GIVEN PROBLEM: From the listing below, pull each line that includes "HUTTON".

INFORMATION SHOWN:
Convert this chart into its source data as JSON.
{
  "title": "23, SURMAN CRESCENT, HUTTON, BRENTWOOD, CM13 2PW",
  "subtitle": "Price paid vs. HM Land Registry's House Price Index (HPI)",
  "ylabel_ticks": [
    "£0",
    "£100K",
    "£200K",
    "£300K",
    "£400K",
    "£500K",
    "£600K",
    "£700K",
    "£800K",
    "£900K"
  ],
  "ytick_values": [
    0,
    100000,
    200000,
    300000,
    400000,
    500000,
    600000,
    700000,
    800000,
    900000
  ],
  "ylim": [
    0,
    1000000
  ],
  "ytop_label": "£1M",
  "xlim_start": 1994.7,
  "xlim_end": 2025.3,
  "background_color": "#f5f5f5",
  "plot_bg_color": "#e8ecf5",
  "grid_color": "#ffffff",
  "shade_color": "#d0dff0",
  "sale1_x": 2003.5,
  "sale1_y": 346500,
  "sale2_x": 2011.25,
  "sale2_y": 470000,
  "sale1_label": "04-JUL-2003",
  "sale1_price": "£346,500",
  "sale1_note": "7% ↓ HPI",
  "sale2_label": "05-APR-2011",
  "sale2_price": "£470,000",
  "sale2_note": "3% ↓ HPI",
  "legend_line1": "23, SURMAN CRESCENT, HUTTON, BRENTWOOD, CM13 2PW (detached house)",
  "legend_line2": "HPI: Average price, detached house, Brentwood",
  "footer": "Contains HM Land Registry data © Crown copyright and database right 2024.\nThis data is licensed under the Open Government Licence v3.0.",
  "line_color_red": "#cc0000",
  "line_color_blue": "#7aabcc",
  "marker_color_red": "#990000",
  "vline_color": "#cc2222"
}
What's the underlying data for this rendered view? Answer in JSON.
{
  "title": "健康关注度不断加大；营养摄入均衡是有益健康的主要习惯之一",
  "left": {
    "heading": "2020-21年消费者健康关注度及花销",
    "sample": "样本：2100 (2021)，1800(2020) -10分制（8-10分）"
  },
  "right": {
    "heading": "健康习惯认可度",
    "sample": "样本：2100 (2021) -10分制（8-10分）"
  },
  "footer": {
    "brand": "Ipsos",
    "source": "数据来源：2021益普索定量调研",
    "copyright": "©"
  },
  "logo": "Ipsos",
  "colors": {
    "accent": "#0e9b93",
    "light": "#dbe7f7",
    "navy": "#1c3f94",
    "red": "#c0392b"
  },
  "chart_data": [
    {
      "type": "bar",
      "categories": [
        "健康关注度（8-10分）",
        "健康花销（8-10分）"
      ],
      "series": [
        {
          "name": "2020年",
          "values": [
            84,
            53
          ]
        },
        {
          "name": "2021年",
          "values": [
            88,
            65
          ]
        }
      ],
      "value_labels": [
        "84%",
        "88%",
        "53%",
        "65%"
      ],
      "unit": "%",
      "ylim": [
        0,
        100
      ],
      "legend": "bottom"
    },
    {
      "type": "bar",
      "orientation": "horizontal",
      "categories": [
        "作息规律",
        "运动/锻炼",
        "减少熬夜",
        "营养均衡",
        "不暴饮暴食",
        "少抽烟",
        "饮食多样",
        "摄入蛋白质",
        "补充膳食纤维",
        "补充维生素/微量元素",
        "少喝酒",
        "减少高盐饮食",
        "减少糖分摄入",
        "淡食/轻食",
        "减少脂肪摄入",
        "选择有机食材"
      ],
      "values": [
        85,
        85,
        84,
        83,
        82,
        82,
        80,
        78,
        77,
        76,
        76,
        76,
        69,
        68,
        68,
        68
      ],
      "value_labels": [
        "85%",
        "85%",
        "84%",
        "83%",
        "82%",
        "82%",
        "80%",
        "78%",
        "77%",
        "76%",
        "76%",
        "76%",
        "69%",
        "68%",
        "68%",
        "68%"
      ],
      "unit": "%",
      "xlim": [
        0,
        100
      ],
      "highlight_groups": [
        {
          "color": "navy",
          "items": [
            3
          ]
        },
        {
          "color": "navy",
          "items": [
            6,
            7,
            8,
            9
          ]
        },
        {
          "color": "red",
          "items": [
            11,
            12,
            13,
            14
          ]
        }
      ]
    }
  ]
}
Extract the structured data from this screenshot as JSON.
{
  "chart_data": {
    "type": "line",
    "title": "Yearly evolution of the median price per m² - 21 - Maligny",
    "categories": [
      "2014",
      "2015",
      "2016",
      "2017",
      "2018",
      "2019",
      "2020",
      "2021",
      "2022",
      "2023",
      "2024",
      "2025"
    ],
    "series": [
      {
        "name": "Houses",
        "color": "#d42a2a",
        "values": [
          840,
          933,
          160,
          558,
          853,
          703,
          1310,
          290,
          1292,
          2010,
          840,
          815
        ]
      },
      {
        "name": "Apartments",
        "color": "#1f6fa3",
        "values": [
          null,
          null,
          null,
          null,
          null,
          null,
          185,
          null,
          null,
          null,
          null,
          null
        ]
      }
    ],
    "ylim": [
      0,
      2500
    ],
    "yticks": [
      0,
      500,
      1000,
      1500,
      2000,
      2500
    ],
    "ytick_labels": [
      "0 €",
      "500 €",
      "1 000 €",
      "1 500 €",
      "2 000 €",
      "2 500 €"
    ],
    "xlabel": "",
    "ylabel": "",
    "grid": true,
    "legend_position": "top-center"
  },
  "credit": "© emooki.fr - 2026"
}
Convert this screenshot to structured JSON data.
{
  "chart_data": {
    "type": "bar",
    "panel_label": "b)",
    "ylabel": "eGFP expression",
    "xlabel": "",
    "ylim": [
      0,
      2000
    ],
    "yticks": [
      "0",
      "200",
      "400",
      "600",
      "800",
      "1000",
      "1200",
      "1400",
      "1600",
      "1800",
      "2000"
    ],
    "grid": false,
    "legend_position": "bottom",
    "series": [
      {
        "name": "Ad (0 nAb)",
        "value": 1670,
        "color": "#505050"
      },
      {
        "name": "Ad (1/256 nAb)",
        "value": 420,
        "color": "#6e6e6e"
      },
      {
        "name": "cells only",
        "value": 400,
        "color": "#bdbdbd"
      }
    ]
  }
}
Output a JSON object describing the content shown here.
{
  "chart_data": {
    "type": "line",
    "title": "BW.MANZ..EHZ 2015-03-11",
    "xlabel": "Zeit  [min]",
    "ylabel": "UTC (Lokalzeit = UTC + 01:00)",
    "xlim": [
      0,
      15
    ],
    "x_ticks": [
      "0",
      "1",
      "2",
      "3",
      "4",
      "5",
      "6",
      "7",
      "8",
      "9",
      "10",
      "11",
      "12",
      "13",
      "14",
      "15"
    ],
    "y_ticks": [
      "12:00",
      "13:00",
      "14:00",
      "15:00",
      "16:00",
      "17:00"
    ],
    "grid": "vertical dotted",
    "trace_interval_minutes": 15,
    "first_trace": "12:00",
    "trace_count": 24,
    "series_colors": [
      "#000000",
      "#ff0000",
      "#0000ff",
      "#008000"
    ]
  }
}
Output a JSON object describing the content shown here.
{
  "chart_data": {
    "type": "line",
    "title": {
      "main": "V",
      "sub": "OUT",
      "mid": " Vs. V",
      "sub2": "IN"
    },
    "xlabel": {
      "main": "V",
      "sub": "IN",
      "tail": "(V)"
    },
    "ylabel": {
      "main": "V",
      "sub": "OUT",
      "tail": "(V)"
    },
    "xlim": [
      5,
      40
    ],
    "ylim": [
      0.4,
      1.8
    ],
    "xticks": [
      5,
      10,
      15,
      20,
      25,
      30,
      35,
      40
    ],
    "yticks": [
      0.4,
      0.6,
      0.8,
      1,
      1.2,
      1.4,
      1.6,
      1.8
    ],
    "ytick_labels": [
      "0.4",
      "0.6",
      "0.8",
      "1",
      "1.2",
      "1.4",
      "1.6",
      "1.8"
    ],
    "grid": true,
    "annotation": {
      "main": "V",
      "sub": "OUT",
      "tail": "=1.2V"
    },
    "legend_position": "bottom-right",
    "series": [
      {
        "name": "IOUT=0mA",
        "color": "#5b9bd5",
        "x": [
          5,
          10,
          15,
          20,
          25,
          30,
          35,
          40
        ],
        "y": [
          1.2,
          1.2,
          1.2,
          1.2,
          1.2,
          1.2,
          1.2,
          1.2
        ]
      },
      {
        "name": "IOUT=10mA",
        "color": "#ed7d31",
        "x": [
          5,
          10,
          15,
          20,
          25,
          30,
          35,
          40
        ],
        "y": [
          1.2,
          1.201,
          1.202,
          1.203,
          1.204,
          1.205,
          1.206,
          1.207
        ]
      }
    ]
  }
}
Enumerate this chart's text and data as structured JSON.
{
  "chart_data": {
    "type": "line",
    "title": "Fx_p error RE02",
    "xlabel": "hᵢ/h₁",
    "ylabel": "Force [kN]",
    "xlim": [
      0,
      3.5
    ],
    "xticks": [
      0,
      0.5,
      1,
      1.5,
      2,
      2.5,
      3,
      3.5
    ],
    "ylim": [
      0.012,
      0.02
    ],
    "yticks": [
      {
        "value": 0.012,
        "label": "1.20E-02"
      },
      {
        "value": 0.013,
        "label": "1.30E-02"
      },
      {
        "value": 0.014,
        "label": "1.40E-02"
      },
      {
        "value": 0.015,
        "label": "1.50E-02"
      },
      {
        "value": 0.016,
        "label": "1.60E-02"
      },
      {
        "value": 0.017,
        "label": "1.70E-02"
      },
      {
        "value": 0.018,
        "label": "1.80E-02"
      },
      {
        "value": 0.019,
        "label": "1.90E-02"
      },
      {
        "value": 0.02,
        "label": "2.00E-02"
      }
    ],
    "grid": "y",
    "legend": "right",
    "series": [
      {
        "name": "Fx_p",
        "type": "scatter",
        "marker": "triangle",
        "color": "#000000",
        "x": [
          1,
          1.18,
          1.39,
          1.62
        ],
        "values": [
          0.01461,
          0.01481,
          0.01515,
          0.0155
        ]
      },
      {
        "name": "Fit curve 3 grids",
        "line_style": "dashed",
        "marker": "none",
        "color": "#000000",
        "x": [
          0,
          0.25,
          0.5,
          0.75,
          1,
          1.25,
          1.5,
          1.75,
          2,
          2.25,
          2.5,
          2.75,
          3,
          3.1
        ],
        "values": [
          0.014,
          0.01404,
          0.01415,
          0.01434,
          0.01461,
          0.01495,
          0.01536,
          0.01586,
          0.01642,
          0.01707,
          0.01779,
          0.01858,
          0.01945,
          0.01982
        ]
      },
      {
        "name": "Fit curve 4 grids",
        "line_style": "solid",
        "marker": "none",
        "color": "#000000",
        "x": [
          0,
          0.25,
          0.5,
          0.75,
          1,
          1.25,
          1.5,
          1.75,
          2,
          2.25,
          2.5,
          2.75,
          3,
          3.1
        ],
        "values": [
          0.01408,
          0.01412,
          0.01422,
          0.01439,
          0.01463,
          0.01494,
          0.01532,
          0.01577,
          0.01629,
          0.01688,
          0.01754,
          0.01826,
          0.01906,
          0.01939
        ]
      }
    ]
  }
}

WORKED ANSWER:
  "title": "23, SURMAN CRESCENT, HUTTON, BRENTWOOD, CM13 2PW",
  "legend_line1": "23, SURMAN CRESCENT, HUTTON, BRENTWOOD, CM13 2PW (detached house)",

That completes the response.